----- EXCERPTED TEXT

Primitive Types

PRIMITIVE TYPES

The Sans Serif Alphabet from Sir John Soane to Eric Gill

Primitive Types traces today’s sans serif alphabet back to its 18th-century origins in the enthusiasms of a group of English architects and sculptors. Sans serif types are, literally, letters without the finishing strokes at the beginning or end of the main strokes or stems: skeleton letters without heads and feet.

The architect Sir John Soane, with a few of his contemporaries who had spent a period studying in Rome, created a lettering that seemed primitive, but which to modern eyes seems satisfyingly geometrical and rational. Soane and his friends found their inspiration in the inscriptions of Republican Rome and 4th-century Greece, but were to exploit sans serif letters for their antiquarian connotations: in books on Gothic architecture, and to represent archaeological sites on all Ordnance Survey maps from 1816 onwards. For most of the 19th century, sans serif was known as Doric, Egyptian, Grotesque or Gothic, terms which underlined its links to the architectural revivals of the period.

Soane’s academic design was forgotten after 1830 as sans serif types entered the mainstream of the industrial revolution to become workhorse types widely used in advertising and commercial printing.

In the 20th century, letters without serifs came to be seen as letters without history. Since the Bauhaus, designers have welcomed their apparent freedom from any historical association, and they have been used wherever a simple message has to be expressed in neutral terms. Eric Gill’s sans serif type design (1928) echoed Soane’s approach in returning to Roman classical lettering for inspiration.

The exhibition includes a wealth of drawings, medals, printed books and other artefacts drawn mainly from the collections of the St Bride Printing Library and Sir John Soane’s Museum. Exhibits include the first known measured drawing of an architectural inscription, Flaxman’s Trafalgar Vase, Edward Johnston’s design for the London Underground, Eric Gill’s designs for the Gill Sans typeface, and Jock Kinneir’s designs for the motorway signage in use today.

This exhibition offers a fresh insight into the contemporary graphic environment of our cities, towns and transport systems, and a thought-provoking object lesson to contemporary architects and designers in how their predecessors created the image of a modern world by plundering the past. This will be an important exhibition, not just for those involved in book production, but for everyone interested in the wider fields of graphic design and visual communication.

Sponsorship

The exhibition is generously sponsored by B.A.S Printers Limited, of Over Wallop, Hampshire, to celebrate their 50th anniversary this year. One of the country’s leading fine art printers, B.A.S has a well-deserved international reputation for beautifully produced fine art exhibition catalogues, books, and journals, with clients who include the Burlington Magazine, and the British Council, National Galleries of Scotland, National Trust, and Tate Gallery.

----------
----- INFORMATION SHOWN

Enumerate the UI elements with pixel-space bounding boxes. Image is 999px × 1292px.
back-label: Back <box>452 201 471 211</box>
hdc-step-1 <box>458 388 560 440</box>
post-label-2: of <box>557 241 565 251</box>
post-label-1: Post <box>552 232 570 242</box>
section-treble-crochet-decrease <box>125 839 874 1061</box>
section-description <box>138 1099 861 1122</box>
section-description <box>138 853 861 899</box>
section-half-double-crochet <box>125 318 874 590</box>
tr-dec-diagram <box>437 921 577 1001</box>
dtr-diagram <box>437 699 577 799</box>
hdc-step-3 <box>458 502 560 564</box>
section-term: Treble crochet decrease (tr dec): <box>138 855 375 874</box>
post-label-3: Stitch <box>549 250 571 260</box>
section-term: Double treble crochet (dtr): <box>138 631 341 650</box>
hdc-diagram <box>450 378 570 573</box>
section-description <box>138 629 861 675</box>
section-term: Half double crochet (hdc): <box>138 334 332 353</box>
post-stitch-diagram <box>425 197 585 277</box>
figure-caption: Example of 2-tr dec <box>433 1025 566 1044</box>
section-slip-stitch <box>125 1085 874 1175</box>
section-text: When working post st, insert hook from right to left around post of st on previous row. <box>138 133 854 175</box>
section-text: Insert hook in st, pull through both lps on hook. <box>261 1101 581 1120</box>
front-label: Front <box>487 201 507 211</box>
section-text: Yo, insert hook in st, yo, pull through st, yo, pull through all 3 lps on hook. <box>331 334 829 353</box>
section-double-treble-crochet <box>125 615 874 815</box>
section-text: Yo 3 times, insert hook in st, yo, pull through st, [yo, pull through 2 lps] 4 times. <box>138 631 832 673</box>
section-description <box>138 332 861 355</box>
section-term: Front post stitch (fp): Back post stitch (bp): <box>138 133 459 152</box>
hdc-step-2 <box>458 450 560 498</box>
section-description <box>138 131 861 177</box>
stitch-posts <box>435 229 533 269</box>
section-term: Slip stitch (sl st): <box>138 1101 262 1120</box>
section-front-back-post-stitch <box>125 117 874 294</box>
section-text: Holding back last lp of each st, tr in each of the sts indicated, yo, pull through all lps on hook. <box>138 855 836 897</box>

----------

TASKS:
[a] Copy the passage on sans serif type from "Sponsorship" up to and including "and Tate Gallery.".
[b] Repeat the listing word for word, from its first line up to and including the line with "hdc-step-3 <box>458 502 560 564</box>".

THE RESULTS:
[a]
Sponsorship

The exhibition is generously sponsored by B.A.S Printers Limited, of Over Wallop, Hampshire, to celebrate their 50th anniversary this year. One of the country’s leading fine art printers, B.A.S has a well-deserved international reputation for beautifully produced fine art exhibition catalogues, books, and journals, with clients who include the Burlington Magazine, and the British Council, National Galleries of Scotland, National Trust, and Tate Gallery.

[b]
Enumerate the UI elements with pixel-space bounding boxes. Image is 999px × 1292px.
back-label: Back <box>452 201 471 211</box>
hdc-step-1 <box>458 388 560 440</box>
post-label-2: of <box>557 241 565 251</box>
post-label-1: Post <box>552 232 570 242</box>
section-treble-crochet-decrease <box>125 839 874 1061</box>
section-description <box>138 1099 861 1122</box>
section-description <box>138 853 861 899</box>
section-half-double-crochet <box>125 318 874 590</box>
tr-dec-diagram <box>437 921 577 1001</box>
dtr-diagram <box>437 699 577 799</box>
hdc-step-3 <box>458 502 560 564</box>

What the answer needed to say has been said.